> _What to work on_:
Collect the lines of the entries where "Classic" shows up.

> _Items from a dataset_:
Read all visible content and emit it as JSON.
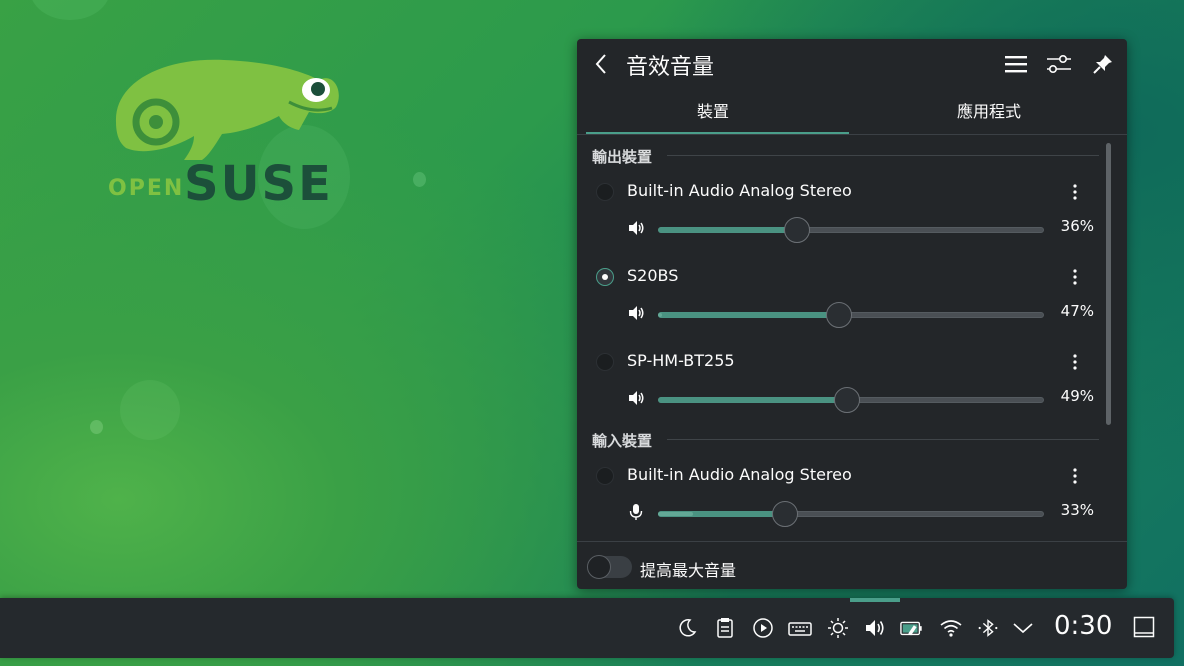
{
  "wallpaper": {
    "logo": {
      "open_text": "OPEN",
      "suse_text": "SUSE",
      "icon": "chameleon-logo"
    }
  },
  "panel": {
    "title": "音效音量",
    "icons": {
      "back": "chevron-left-icon",
      "menu": "hamburger-menu-icon",
      "configure": "sliders-icon",
      "pin": "pin-icon"
    },
    "tabs": [
      {
        "label": "裝置",
        "active": true
      },
      {
        "label": "應用程式",
        "active": false
      }
    ],
    "sections": [
      {
        "title": "輸出裝置",
        "devices": [
          {
            "name": "Built-in Audio Analog Stereo",
            "selected": false,
            "volume": 36,
            "level": 0,
            "percent_label": "36%",
            "icon": "speaker-icon"
          },
          {
            "name": "S20BS",
            "selected": true,
            "volume": 47,
            "level": 1,
            "percent_label": "47%",
            "icon": "speaker-icon"
          },
          {
            "name": "SP-HM-BT255",
            "selected": false,
            "volume": 49,
            "level": 0,
            "percent_label": "49%",
            "icon": "speaker-icon"
          }
        ]
      },
      {
        "title": "輸入裝置",
        "devices": [
          {
            "name": "Built-in Audio Analog Stereo",
            "selected": false,
            "volume": 33,
            "level": 9,
            "percent_label": "33%",
            "icon": "microphone-icon"
          }
        ]
      }
    ],
    "footer": {
      "label": "提高最大音量",
      "toggle_on": false
    }
  },
  "taskbar": {
    "tray_icons": [
      "night-mode-icon",
      "clipboard-icon",
      "media-player-icon",
      "keyboard-icon",
      "brightness-icon",
      "volume-icon",
      "battery-icon",
      "wifi-icon",
      "bluetooth-icon",
      "expand-tray-icon"
    ],
    "clock": "0:30",
    "show_desktop_icon": "show-desktop-icon"
  },
  "colors": {
    "accent": "#4a9e8a",
    "panel_bg": "#232629",
    "taskbar_bg": "#25292d"
  }
}
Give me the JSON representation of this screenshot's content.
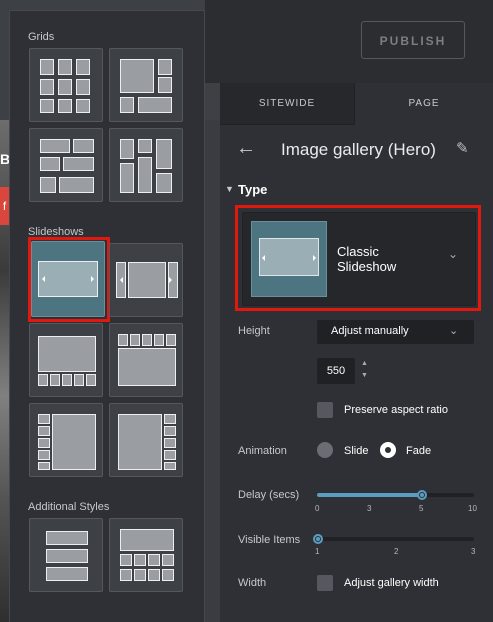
{
  "preview": {
    "letter": "B",
    "badge": "f"
  },
  "topbar": {
    "publish_label": "PUBLISH"
  },
  "tabs": [
    {
      "label": "SITEWIDE"
    },
    {
      "label": "PAGE"
    }
  ],
  "panel": {
    "title": "Image gallery (Hero)",
    "back_icon": "arrow-left-icon",
    "edit_icon": "pencil-icon",
    "type_section": "Type",
    "type_value": "Classic Slideshow",
    "height_label": "Height",
    "height_mode": "Adjust manually",
    "height_value": "550",
    "aspect_label": "Preserve aspect ratio",
    "aspect_checked": false,
    "animation_label": "Animation",
    "animation_options": [
      "Slide",
      "Fade"
    ],
    "animation_selected": "Fade",
    "delay_label": "Delay (secs)",
    "delay_ticks": [
      "0",
      "3",
      "5",
      "10"
    ],
    "delay_value": 5,
    "visible_label": "Visible Items",
    "visible_ticks": [
      "1",
      "2",
      "3"
    ],
    "visible_value": 1,
    "width_label": "Width",
    "width_option": "Adjust gallery width",
    "width_checked": false
  },
  "layout_popup": {
    "sections": [
      "Grids",
      "Slideshows",
      "Additional Styles"
    ],
    "selected_layout": "Classic Slideshow"
  },
  "colors": {
    "accent": "#5b9dc0",
    "highlight": "#e0180e",
    "selected_tile": "#4c7481"
  }
}
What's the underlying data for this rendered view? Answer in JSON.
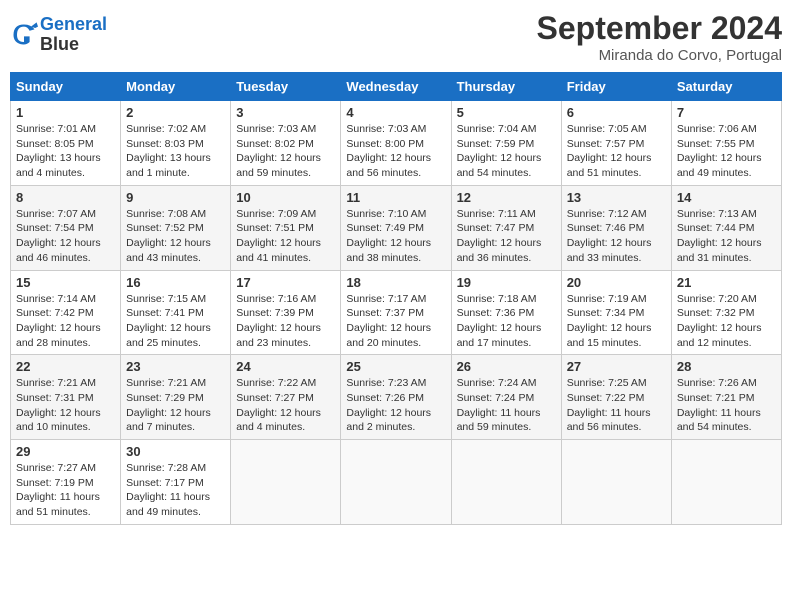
{
  "header": {
    "logo_line1": "General",
    "logo_line2": "Blue",
    "month": "September 2024",
    "location": "Miranda do Corvo, Portugal"
  },
  "weekdays": [
    "Sunday",
    "Monday",
    "Tuesday",
    "Wednesday",
    "Thursday",
    "Friday",
    "Saturday"
  ],
  "weeks": [
    [
      {
        "day": "1",
        "lines": [
          "Sunrise: 7:01 AM",
          "Sunset: 8:05 PM",
          "Daylight: 13 hours",
          "and 4 minutes."
        ]
      },
      {
        "day": "2",
        "lines": [
          "Sunrise: 7:02 AM",
          "Sunset: 8:03 PM",
          "Daylight: 13 hours",
          "and 1 minute."
        ]
      },
      {
        "day": "3",
        "lines": [
          "Sunrise: 7:03 AM",
          "Sunset: 8:02 PM",
          "Daylight: 12 hours",
          "and 59 minutes."
        ]
      },
      {
        "day": "4",
        "lines": [
          "Sunrise: 7:03 AM",
          "Sunset: 8:00 PM",
          "Daylight: 12 hours",
          "and 56 minutes."
        ]
      },
      {
        "day": "5",
        "lines": [
          "Sunrise: 7:04 AM",
          "Sunset: 7:59 PM",
          "Daylight: 12 hours",
          "and 54 minutes."
        ]
      },
      {
        "day": "6",
        "lines": [
          "Sunrise: 7:05 AM",
          "Sunset: 7:57 PM",
          "Daylight: 12 hours",
          "and 51 minutes."
        ]
      },
      {
        "day": "7",
        "lines": [
          "Sunrise: 7:06 AM",
          "Sunset: 7:55 PM",
          "Daylight: 12 hours",
          "and 49 minutes."
        ]
      }
    ],
    [
      {
        "day": "8",
        "lines": [
          "Sunrise: 7:07 AM",
          "Sunset: 7:54 PM",
          "Daylight: 12 hours",
          "and 46 minutes."
        ]
      },
      {
        "day": "9",
        "lines": [
          "Sunrise: 7:08 AM",
          "Sunset: 7:52 PM",
          "Daylight: 12 hours",
          "and 43 minutes."
        ]
      },
      {
        "day": "10",
        "lines": [
          "Sunrise: 7:09 AM",
          "Sunset: 7:51 PM",
          "Daylight: 12 hours",
          "and 41 minutes."
        ]
      },
      {
        "day": "11",
        "lines": [
          "Sunrise: 7:10 AM",
          "Sunset: 7:49 PM",
          "Daylight: 12 hours",
          "and 38 minutes."
        ]
      },
      {
        "day": "12",
        "lines": [
          "Sunrise: 7:11 AM",
          "Sunset: 7:47 PM",
          "Daylight: 12 hours",
          "and 36 minutes."
        ]
      },
      {
        "day": "13",
        "lines": [
          "Sunrise: 7:12 AM",
          "Sunset: 7:46 PM",
          "Daylight: 12 hours",
          "and 33 minutes."
        ]
      },
      {
        "day": "14",
        "lines": [
          "Sunrise: 7:13 AM",
          "Sunset: 7:44 PM",
          "Daylight: 12 hours",
          "and 31 minutes."
        ]
      }
    ],
    [
      {
        "day": "15",
        "lines": [
          "Sunrise: 7:14 AM",
          "Sunset: 7:42 PM",
          "Daylight: 12 hours",
          "and 28 minutes."
        ]
      },
      {
        "day": "16",
        "lines": [
          "Sunrise: 7:15 AM",
          "Sunset: 7:41 PM",
          "Daylight: 12 hours",
          "and 25 minutes."
        ]
      },
      {
        "day": "17",
        "lines": [
          "Sunrise: 7:16 AM",
          "Sunset: 7:39 PM",
          "Daylight: 12 hours",
          "and 23 minutes."
        ]
      },
      {
        "day": "18",
        "lines": [
          "Sunrise: 7:17 AM",
          "Sunset: 7:37 PM",
          "Daylight: 12 hours",
          "and 20 minutes."
        ]
      },
      {
        "day": "19",
        "lines": [
          "Sunrise: 7:18 AM",
          "Sunset: 7:36 PM",
          "Daylight: 12 hours",
          "and 17 minutes."
        ]
      },
      {
        "day": "20",
        "lines": [
          "Sunrise: 7:19 AM",
          "Sunset: 7:34 PM",
          "Daylight: 12 hours",
          "and 15 minutes."
        ]
      },
      {
        "day": "21",
        "lines": [
          "Sunrise: 7:20 AM",
          "Sunset: 7:32 PM",
          "Daylight: 12 hours",
          "and 12 minutes."
        ]
      }
    ],
    [
      {
        "day": "22",
        "lines": [
          "Sunrise: 7:21 AM",
          "Sunset: 7:31 PM",
          "Daylight: 12 hours",
          "and 10 minutes."
        ]
      },
      {
        "day": "23",
        "lines": [
          "Sunrise: 7:21 AM",
          "Sunset: 7:29 PM",
          "Daylight: 12 hours",
          "and 7 minutes."
        ]
      },
      {
        "day": "24",
        "lines": [
          "Sunrise: 7:22 AM",
          "Sunset: 7:27 PM",
          "Daylight: 12 hours",
          "and 4 minutes."
        ]
      },
      {
        "day": "25",
        "lines": [
          "Sunrise: 7:23 AM",
          "Sunset: 7:26 PM",
          "Daylight: 12 hours",
          "and 2 minutes."
        ]
      },
      {
        "day": "26",
        "lines": [
          "Sunrise: 7:24 AM",
          "Sunset: 7:24 PM",
          "Daylight: 11 hours",
          "and 59 minutes."
        ]
      },
      {
        "day": "27",
        "lines": [
          "Sunrise: 7:25 AM",
          "Sunset: 7:22 PM",
          "Daylight: 11 hours",
          "and 56 minutes."
        ]
      },
      {
        "day": "28",
        "lines": [
          "Sunrise: 7:26 AM",
          "Sunset: 7:21 PM",
          "Daylight: 11 hours",
          "and 54 minutes."
        ]
      }
    ],
    [
      {
        "day": "29",
        "lines": [
          "Sunrise: 7:27 AM",
          "Sunset: 7:19 PM",
          "Daylight: 11 hours",
          "and 51 minutes."
        ]
      },
      {
        "day": "30",
        "lines": [
          "Sunrise: 7:28 AM",
          "Sunset: 7:17 PM",
          "Daylight: 11 hours",
          "and 49 minutes."
        ]
      },
      null,
      null,
      null,
      null,
      null
    ]
  ]
}
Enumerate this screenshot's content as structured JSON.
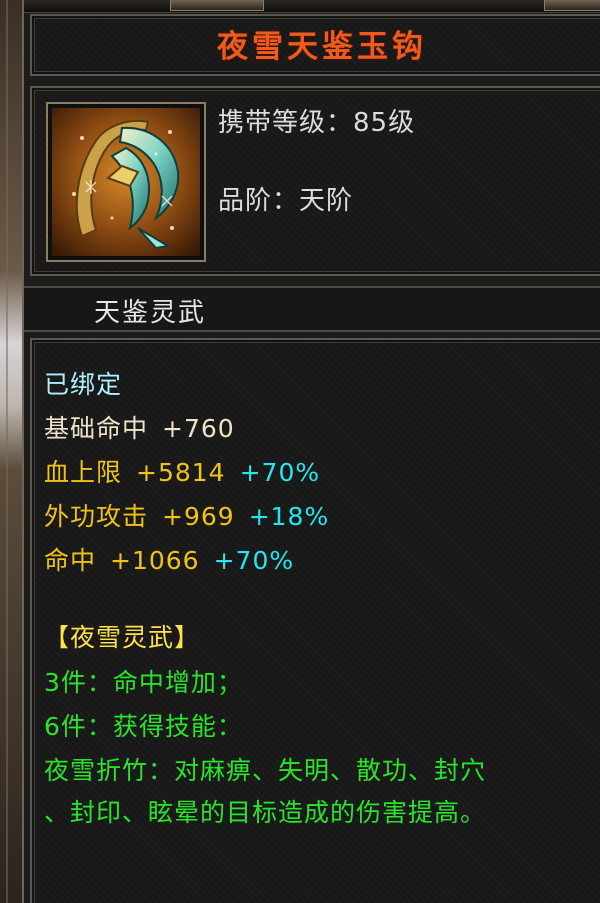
{
  "item": {
    "name": "夜雪天鉴玉钩",
    "required_level_label": "携带等级：",
    "required_level_value": "85级",
    "grade_label": "品阶：",
    "grade_value": "天阶",
    "icon": "jade-hook-weapon-icon"
  },
  "set_name": "天鉴灵武",
  "bind_status": "已绑定",
  "stats": [
    {
      "label": "基础命中",
      "value": "+760",
      "bonus": ""
    },
    {
      "label": "血上限",
      "value": "+5814",
      "bonus": "+70%"
    },
    {
      "label": "外功攻击",
      "value": "+969",
      "bonus": "+18%"
    },
    {
      "label": "命中",
      "value": "+1066",
      "bonus": "+70%"
    }
  ],
  "set_bonus": {
    "title": "【夜雪灵武】",
    "lines": [
      "3件：命中增加；",
      "6件：获得技能：",
      "夜雪折竹：对麻痹、失明、散功、封穴",
      "、封印、眩晕的目标造成的伤害提高。"
    ]
  },
  "colors": {
    "title": "#ef5b1f",
    "stat_yellow": "#f0c316",
    "bonus_cyan": "#22e7ee",
    "set_green": "#29e52a",
    "bind_cyan": "#aef1ff"
  }
}
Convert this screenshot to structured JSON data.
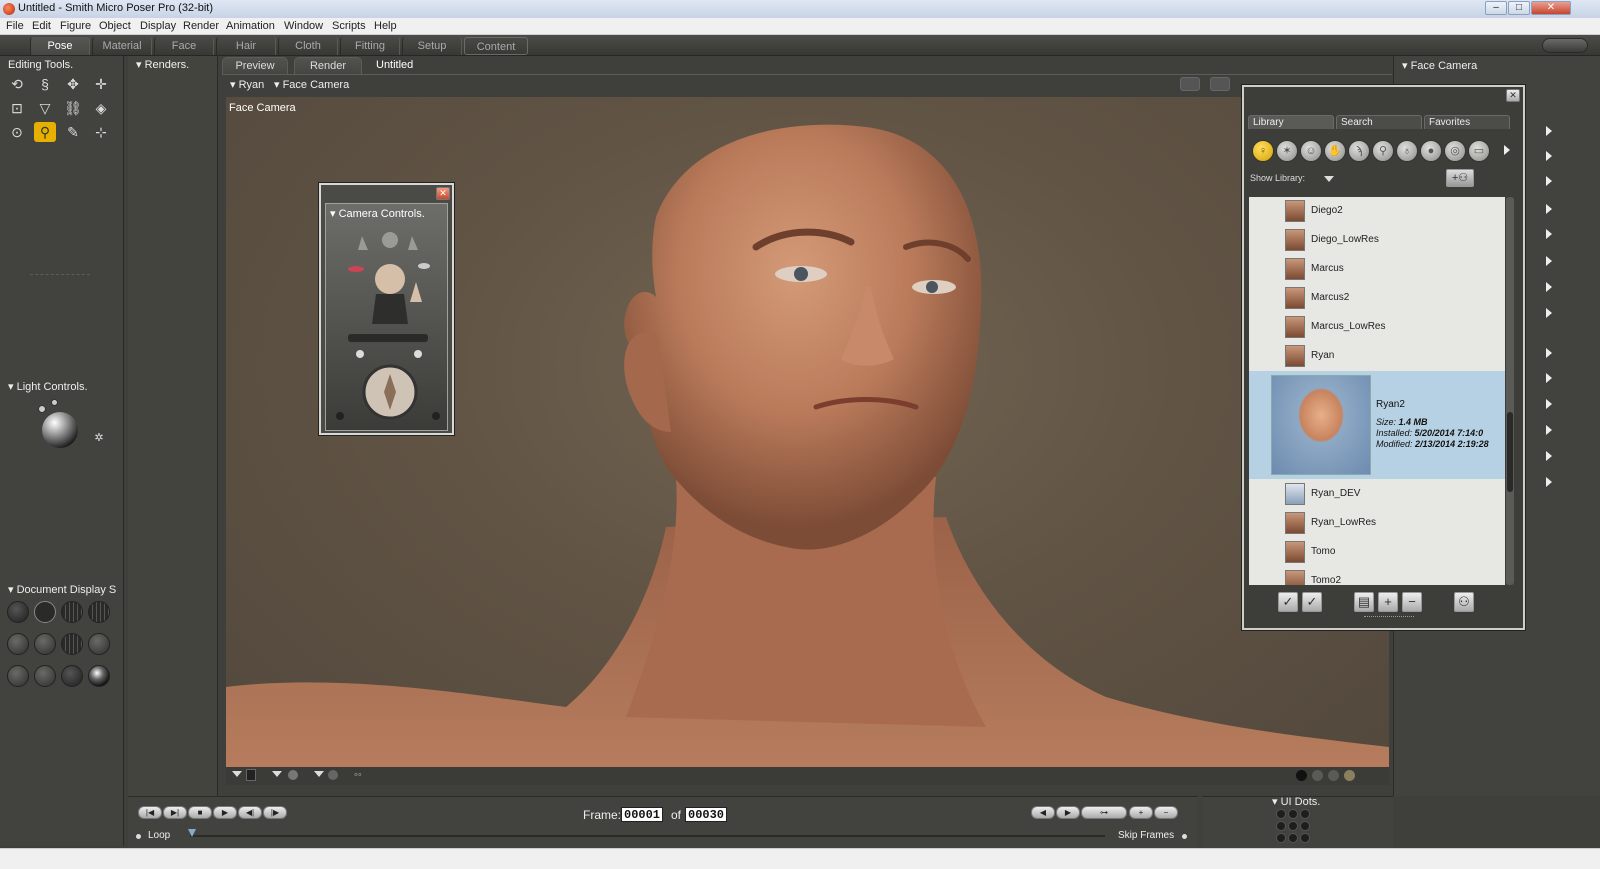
{
  "window": {
    "title": "Untitled - Smith Micro Poser Pro  (32-bit)"
  },
  "menu": [
    "File",
    "Edit",
    "Figure",
    "Object",
    "Display",
    "Render",
    "Animation",
    "Window",
    "Scripts",
    "Help"
  ],
  "rooms": [
    "Pose",
    "Material",
    "Face",
    "Hair",
    "Cloth",
    "Fitting",
    "Setup",
    "Content"
  ],
  "left": {
    "editing_tools": "Editing Tools.",
    "light_controls": "Light Controls.",
    "document_display": "Document Display S"
  },
  "renders": {
    "title": "Renders."
  },
  "doc_tabs": {
    "preview": "Preview",
    "render": "Render",
    "doc_name": "Untitled"
  },
  "viewport": {
    "figure_menu": "Ryan",
    "camera_menu": "Face Camera",
    "camera_label": "Face Camera"
  },
  "camera_controls": {
    "title": "Camera Controls."
  },
  "library": {
    "tabs": [
      "Library",
      "Search",
      "Favorites"
    ],
    "show_library": "Show Library:",
    "items": [
      "Diego2",
      "Diego_LowRes",
      "Marcus",
      "Marcus2",
      "Marcus_LowRes",
      "Ryan"
    ],
    "selected": {
      "name": "Ryan2",
      "size_label": "Size:",
      "size": "1.4 MB",
      "installed_label": "Installed:",
      "installed": "5/20/2014 7:14:0",
      "modified_label": "Modified:",
      "modified": "2/13/2014 2:19:28"
    },
    "items_after": [
      "Ryan_DEV",
      "Ryan_LowRes",
      "Tomo",
      "Tomo2"
    ]
  },
  "right_panel": {
    "title": "Face Camera"
  },
  "animation": {
    "frame_label": "Frame:",
    "frame": "00001",
    "of_label": "of",
    "total": "00030",
    "loop": "Loop",
    "skip_frames": "Skip Frames"
  },
  "ui_dots": {
    "title": "UI Dots."
  },
  "colors": {
    "accent": "#e5b000",
    "selection": "#b7d1e4",
    "viewport_bg": "#615445"
  }
}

> _Answer for the task_:
    "type_value": "Classic Slideshow",
    "selected_layout": "Classic Slideshow"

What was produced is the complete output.